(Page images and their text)

=======

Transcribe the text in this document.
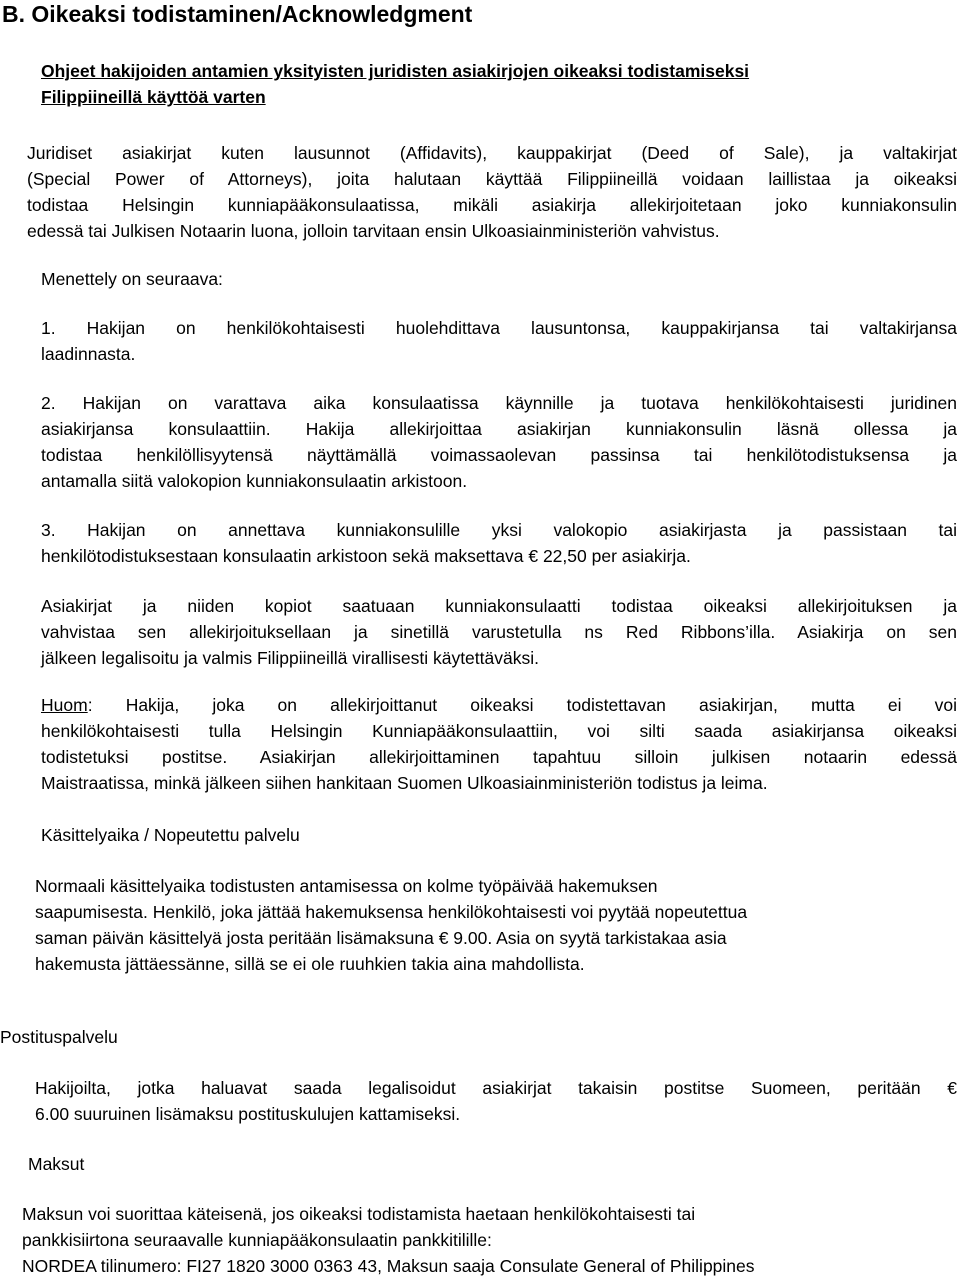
B. Oikeaksi todistaminen/Acknowledgment
Ohjeet hakijoiden antamien yksityisten juridisten asiakirjojen oikeaksi todistamiseksi
Filippiineillä käyttöä varten
Juridiset asiakirjat kuten lausunnot (Affidavits), kauppakirjat (Deed of Sale), ja valtakirjat
(Special Power of Attorneys), joita halutaan käyttää Filippiineillä voidaan laillistaa ja oikeaksi
todistaa Helsingin kunniapääkonsulaatissa, mikäli asiakirja allekirjoitetaan joko kunniakonsulin
edessä tai Julkisen Notaarin luona, jolloin tarvitaan ensin Ulkoasiainministeriön vahvistus.
Menettely on seuraava:
1. Hakijan on henkilökohtaisesti huolehdittava lausuntonsa, kauppakirjansa tai valtakirjansa
laadinnasta.
2. Hakijan on varattava aika konsulaatissa käynnille ja tuotava henkilökohtaisesti juridinen
asiakirjansa konsulaattiin. Hakija allekirjoittaa asiakirjan kunniakonsulin läsnä ollessa ja
todistaa henkilöllisyytensä näyttämällä voimassaolevan passinsa tai henkilötodistuksensa ja
antamalla siitä valokopion kunniakonsulaatin arkistoon.
3. Hakijan on annettava kunniakonsulille yksi valokopio asiakirjasta ja passistaan tai
henkilötodistuksestaan konsulaatin arkistoon sekä maksettava € 22,50 per asiakirja.
Asiakirjat ja niiden kopiot saatuaan kunniakonsulaatti todistaa oikeaksi allekirjoituksen ja
vahvistaa sen allekirjoituksellaan ja sinetillä varustetulla ns Red Ribbons’illa. Asiakirja on sen
jälkeen legalisoitu ja valmis Filippiineillä virallisesti käytettäväksi.
Huom: Hakija, joka on allekirjoittanut oikeaksi todistettavan asiakirjan, mutta ei voi
henkilökohtaisesti tulla Helsingin Kunniapääkonsulaattiin, voi silti saada asiakirjansa oikeaksi
todistetuksi postitse. Asiakirjan allekirjoittaminen tapahtuu silloin julkisen notaarin edessä
Maistraatissa, minkä jälkeen siihen hankitaan Suomen Ulkoasiainministeriön todistus ja leima.
Käsittelyaika / Nopeutettu palvelu
Normaali käsittelyaika todistusten antamisessa on kolme työpäivää hakemuksen
saapumisesta. Henkilö, joka jättää hakemuksensa henkilökohtaisesti voi pyytää nopeutettua
saman päivän käsittelyä josta peritään lisämaksuna € 9.00. Asia on syytä tarkistakaa asia
hakemusta jättäessänne, sillä se ei ole ruuhkien takia aina mahdollista.
Postituspalvelu
Hakijoilta, jotka haluavat saada legalisoidut asiakirjat takaisin postitse Suomeen, peritään €
6.00 suuruinen lisämaksu postituskulujen kattamiseksi.
Maksut
Maksun voi suorittaa käteisenä, jos oikeaksi todistamista haetaan henkilökohtaisesti tai
pankkisiirtona seuraavalle kunniapääkonsulaatin pankkitilille:
NORDEA tilinumero: FI27 1820 3000 0363 43, Maksun saaja Consulate General of Philippines
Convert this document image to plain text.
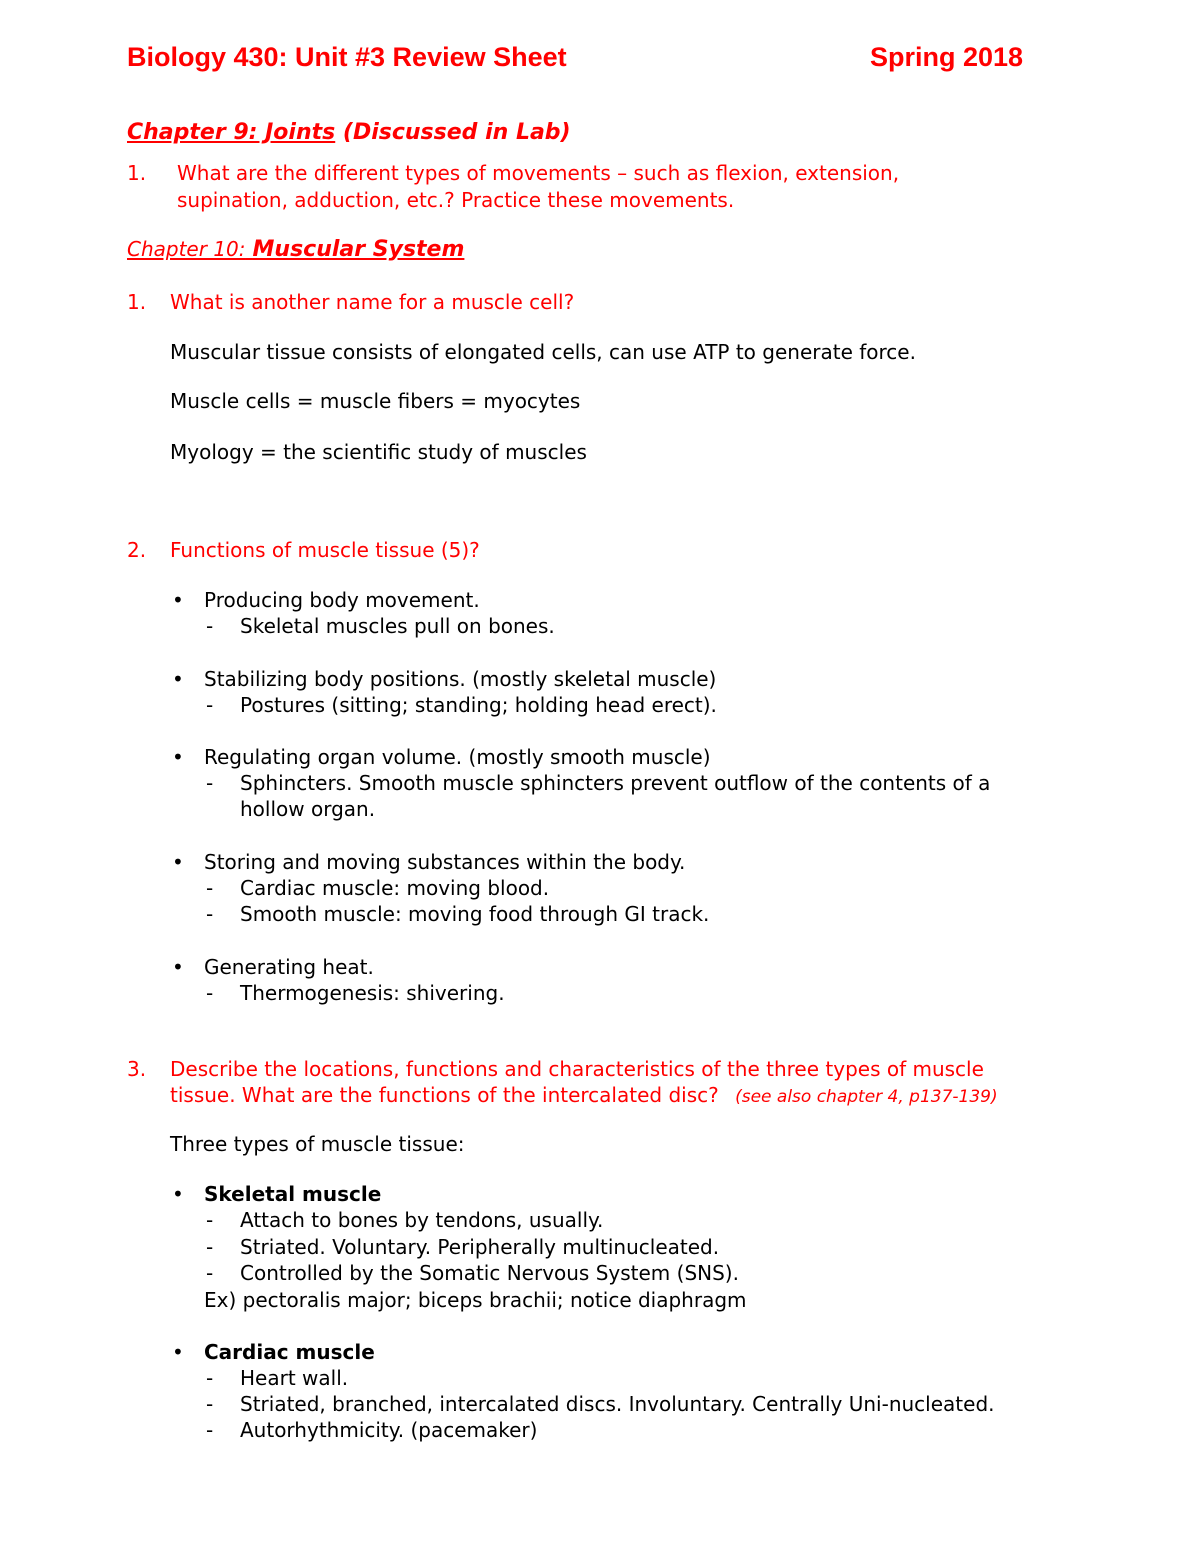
Biology 430: Unit #3 Review Sheet	Spring 2018
Chapter 9: Joints (Discussed in Lab)
1. What are the different types of movements – such as flexion, extension,
supination, adduction, etc.? Practice these movements.
Chapter 10: Muscular System
1. What is another name for a muscle cell?
Muscular tissue consists of elongated cells, can use ATP to generate force.
Muscle cells = muscle fibers = myocytes
Myology = the scientific study of muscles
2. Functions of muscle tissue (5)?
• Producing body movement.
- Skeletal muscles pull on bones.
• Stabilizing body positions. (mostly skeletal muscle)
- Postures (sitting; standing; holding head erect).
• Regulating organ volume. (mostly smooth muscle)
- Sphincters. Smooth muscle sphincters prevent outflow of the contents of a
hollow organ.
• Storing and moving substances within the body.
- Cardiac muscle: moving blood.
- Smooth muscle: moving food through GI track.
• Generating heat.
- Thermogenesis: shivering.
3. Describe the locations, functions and characteristics of the three types of muscle
tissue. What are the functions of the intercalated disc? (see also chapter 4, p137-139)
Three types of muscle tissue:
• Skeletal muscle
- Attach to bones by tendons, usually.
- Striated. Voluntary. Peripherally multinucleated.
- Controlled by the Somatic Nervous System (SNS).
Ex) pectoralis major; biceps brachii; notice diaphragm
• Cardiac muscle
- Heart wall.
- Striated, branched, intercalated discs. Involuntary. Centrally Uni-nucleated.
- Autorhythmicity. (pacemaker)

=======

Copy the entries exactly. Leave the pictures out.

*Response to this task*.
Transcribe the text in this document.
B. Oikeaksi todistaminen/Acknowledgment
Ohjeet hakijoiden antamien yksityisten juridisten asiakirjojen oikeaksi todistamiseksi
Filippiineillä käyttöä varten
Juridiset asiakirjat kuten lausunnot (Affidavits), kauppakirjat (Deed of Sale), ja valtakirjat
(Special Power of Attorneys), joita halutaan käyttää Filippiineillä voidaan laillistaa ja oikeaksi
todistaa Helsingin kunniapääkonsulaatissa, mikäli asiakirja allekirjoitetaan joko kunniakonsulin
edessä tai Julkisen Notaarin luona, jolloin tarvitaan ensin Ulkoasiainministeriön vahvistus.
Menettely on seuraava:
1. Hakijan on henkilökohtaisesti huolehdittava lausuntonsa, kauppakirjansa tai valtakirjansa
laadinnasta.
2. Hakijan on varattava aika konsulaatissa käynnille ja tuotava henkilökohtaisesti juridinen
asiakirjansa konsulaattiin. Hakija allekirjoittaa asiakirjan kunniakonsulin läsnä ollessa ja
todistaa henkilöllisyytensä näyttämällä voimassaolevan passinsa tai henkilötodistuksensa ja
antamalla siitä valokopion kunniakonsulaatin arkistoon.
3. Hakijan on annettava kunniakonsulille yksi valokopio asiakirjasta ja passistaan tai
henkilötodistuksestaan konsulaatin arkistoon sekä maksettava € 22,50 per asiakirja.
Asiakirjat ja niiden kopiot saatuaan kunniakonsulaatti todistaa oikeaksi allekirjoituksen ja
vahvistaa sen allekirjoituksellaan ja sinetillä varustetulla ns Red Ribbons’illa. Asiakirja on sen
jälkeen legalisoitu ja valmis Filippiineillä virallisesti käytettäväksi.
Huom: Hakija, joka on allekirjoittanut oikeaksi todistettavan asiakirjan, mutta ei voi
henkilökohtaisesti tulla Helsingin Kunniapääkonsulaattiin, voi silti saada asiakirjansa oikeaksi
todistetuksi postitse. Asiakirjan allekirjoittaminen tapahtuu silloin julkisen notaarin edessä
Maistraatissa, minkä jälkeen siihen hankitaan Suomen Ulkoasiainministeriön todistus ja leima.
Käsittelyaika / Nopeutettu palvelu
Normaali käsittelyaika todistusten antamisessa on kolme työpäivää hakemuksen
saapumisesta. Henkilö, joka jättää hakemuksensa henkilökohtaisesti voi pyytää nopeutettua
saman päivän käsittelyä josta peritään lisämaksuna € 9.00. Asia on syytä tarkistakaa asia
hakemusta jättäessänne, sillä se ei ole ruuhkien takia aina mahdollista.
Postituspalvelu
Hakijoilta, jotka haluavat saada legalisoidut asiakirjat takaisin postitse Suomeen, peritään €
6.00 suuruinen lisämaksu postituskulujen kattamiseksi.
Maksut
Maksun voi suorittaa käteisenä, jos oikeaksi todistamista haetaan henkilökohtaisesti tai
pankkisiirtona seuraavalle kunniapääkonsulaatin pankkitilille:
NORDEA tilinumero: FI27 1820 3000 0363 43, Maksun saaja Consulate General of Philippines
Convert this document image to plain text.
Biology 430: Unit #3 Review Sheet	Spring 2018
Chapter 9: Joints (Discussed in Lab)
1. What are the different types of movements – such as flexion, extension,
supination, adduction, etc.? Practice these movements.
Chapter 10: Muscular System
1. What is another name for a muscle cell?
Muscular tissue consists of elongated cells, can use ATP to generate force.
Muscle cells = muscle fibers = myocytes
Myology = the scientific study of muscles
2. Functions of muscle tissue (5)?
• Producing body movement.
- Skeletal muscles pull on bones.
• Stabilizing body positions. (mostly skeletal muscle)
- Postures (sitting; standing; holding head erect).
• Regulating organ volume. (mostly smooth muscle)
- Sphincters. Smooth muscle sphincters prevent outflow of the contents of a
hollow organ.
• Storing and moving substances within the body.
- Cardiac muscle: moving blood.
- Smooth muscle: moving food through GI track.
• Generating heat.
- Thermogenesis: shivering.
3. Describe the locations, functions and characteristics of the three types of muscle
tissue. What are the functions of the intercalated disc? (see also chapter 4, p137-139)
Three types of muscle tissue:
• Skeletal muscle
- Attach to bones by tendons, usually.
- Striated. Voluntary. Peripherally multinucleated.
- Controlled by the Somatic Nervous System (SNS).
Ex) pectoralis major; biceps brachii; notice diaphragm
• Cardiac muscle
- Heart wall.
- Striated, branched, intercalated discs. Involuntary. Centrally Uni-nucleated.
- Autorhythmicity. (pacemaker)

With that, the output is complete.